BEGIN Materials provided
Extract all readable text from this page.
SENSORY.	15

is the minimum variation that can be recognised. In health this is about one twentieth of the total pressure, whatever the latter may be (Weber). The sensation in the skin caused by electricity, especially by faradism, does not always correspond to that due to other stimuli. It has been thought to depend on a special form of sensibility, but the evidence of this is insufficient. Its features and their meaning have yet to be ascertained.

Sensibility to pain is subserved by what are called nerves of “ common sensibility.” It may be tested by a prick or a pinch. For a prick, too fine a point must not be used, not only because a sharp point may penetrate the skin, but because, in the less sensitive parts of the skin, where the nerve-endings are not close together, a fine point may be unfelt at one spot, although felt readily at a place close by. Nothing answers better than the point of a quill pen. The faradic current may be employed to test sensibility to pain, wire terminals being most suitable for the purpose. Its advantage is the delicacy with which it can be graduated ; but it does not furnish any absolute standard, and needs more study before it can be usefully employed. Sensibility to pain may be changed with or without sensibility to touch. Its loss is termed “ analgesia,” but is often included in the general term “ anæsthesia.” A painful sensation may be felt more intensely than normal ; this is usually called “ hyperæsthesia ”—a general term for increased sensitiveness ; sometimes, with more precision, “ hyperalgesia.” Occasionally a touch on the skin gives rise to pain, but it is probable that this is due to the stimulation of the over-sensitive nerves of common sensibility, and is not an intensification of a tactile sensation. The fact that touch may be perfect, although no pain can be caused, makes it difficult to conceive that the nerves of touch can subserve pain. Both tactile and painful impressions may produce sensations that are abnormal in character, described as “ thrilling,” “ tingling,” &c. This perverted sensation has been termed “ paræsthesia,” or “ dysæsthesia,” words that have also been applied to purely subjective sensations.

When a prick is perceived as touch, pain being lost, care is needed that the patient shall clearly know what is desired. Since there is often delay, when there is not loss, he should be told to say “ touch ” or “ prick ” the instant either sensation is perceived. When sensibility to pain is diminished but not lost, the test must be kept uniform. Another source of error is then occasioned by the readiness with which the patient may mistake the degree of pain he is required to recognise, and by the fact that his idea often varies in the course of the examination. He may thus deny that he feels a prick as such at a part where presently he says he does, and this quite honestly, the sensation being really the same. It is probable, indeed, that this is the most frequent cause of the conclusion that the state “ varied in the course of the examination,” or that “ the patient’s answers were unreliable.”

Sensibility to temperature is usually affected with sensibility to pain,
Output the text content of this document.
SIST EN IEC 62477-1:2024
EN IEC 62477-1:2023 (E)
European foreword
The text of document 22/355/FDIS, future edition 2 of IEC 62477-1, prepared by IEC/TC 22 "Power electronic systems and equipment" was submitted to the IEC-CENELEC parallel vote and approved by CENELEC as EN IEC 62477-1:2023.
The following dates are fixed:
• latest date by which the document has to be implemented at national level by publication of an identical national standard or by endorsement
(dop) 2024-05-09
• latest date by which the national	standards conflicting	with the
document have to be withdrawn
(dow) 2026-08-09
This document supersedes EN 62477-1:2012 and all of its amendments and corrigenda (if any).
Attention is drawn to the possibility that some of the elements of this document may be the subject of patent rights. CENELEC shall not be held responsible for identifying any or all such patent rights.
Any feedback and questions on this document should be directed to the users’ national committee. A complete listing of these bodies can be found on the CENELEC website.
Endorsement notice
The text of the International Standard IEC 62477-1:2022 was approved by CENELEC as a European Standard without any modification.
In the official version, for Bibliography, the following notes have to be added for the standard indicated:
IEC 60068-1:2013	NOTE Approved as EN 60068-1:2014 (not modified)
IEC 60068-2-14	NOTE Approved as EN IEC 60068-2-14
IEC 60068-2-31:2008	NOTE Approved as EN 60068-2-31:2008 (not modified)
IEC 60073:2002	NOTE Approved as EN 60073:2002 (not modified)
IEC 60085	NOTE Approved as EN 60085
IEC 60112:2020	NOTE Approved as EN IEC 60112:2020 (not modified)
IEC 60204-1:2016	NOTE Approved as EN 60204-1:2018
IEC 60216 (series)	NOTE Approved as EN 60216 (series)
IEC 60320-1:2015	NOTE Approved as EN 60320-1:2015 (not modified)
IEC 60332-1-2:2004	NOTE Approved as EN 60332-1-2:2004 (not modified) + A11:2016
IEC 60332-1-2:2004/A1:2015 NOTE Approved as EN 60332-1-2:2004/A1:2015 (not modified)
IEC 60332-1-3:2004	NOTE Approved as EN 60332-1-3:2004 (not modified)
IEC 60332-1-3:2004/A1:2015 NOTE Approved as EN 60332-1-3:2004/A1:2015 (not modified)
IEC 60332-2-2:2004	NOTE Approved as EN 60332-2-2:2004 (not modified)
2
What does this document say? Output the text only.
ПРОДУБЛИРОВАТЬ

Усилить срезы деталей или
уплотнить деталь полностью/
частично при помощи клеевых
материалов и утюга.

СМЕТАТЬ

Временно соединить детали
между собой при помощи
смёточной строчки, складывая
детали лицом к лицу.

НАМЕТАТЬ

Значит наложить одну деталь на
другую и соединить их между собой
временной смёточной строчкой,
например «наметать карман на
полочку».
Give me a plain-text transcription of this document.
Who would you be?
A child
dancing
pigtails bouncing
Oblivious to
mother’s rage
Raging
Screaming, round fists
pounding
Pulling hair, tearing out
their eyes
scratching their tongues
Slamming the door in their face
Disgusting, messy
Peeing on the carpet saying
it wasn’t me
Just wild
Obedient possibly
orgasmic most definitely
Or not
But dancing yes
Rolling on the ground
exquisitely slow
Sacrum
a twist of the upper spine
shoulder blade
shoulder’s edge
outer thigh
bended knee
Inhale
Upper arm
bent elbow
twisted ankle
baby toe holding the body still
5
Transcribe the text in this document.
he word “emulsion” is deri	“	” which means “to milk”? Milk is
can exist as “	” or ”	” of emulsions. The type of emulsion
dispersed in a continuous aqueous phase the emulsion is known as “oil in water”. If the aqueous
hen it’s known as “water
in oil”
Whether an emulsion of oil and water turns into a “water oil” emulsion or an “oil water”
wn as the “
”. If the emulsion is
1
END Materials provided
_Short task:_
Wherever the word "water" occurs in a line of the listing, copy that line.

_Full response:_
dispersed in a continuous aqueous phase the emulsion is known as “oil in water”. If the aqueous
hen it’s known as “water
Whether an emulsion of oil and water turns into a “water oil” emulsion or an “oil water”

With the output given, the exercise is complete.